#### Input for this task
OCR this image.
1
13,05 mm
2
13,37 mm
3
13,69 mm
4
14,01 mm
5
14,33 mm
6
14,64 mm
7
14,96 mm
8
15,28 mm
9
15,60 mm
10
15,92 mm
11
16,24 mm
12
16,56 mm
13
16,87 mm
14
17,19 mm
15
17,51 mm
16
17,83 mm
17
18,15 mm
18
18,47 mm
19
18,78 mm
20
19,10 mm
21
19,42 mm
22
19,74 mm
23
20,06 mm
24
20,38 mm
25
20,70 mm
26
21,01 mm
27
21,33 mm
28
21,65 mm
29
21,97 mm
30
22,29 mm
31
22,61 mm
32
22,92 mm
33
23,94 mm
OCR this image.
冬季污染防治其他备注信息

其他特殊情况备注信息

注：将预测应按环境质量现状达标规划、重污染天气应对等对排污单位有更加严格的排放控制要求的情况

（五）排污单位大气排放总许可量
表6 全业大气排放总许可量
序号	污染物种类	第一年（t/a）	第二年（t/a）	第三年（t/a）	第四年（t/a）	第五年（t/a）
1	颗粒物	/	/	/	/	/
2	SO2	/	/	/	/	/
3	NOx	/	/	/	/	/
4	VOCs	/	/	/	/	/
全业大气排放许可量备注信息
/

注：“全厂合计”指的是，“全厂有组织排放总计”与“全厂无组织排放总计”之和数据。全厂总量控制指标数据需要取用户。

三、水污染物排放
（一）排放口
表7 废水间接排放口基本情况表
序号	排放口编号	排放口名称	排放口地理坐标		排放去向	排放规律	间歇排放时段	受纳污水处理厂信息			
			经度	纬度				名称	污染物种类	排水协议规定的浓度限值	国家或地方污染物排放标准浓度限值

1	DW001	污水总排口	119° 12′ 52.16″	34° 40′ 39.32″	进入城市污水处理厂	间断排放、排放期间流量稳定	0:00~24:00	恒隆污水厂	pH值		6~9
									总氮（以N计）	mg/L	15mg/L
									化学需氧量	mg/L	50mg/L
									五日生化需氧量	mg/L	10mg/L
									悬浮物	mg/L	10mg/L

#### Goal
Search the data for the string "污染物种类" and copy each line where it appears.

#### Solution to the problem
序号	污染物种类	第一年（t/a）	第二年（t/a）	第三年（t/a）	第四年（t/a）	第五年（t/a）
			经度	纬度				名称	污染物种类	排水协议规定的浓度限值	国家或地方污染物排放标准浓度限值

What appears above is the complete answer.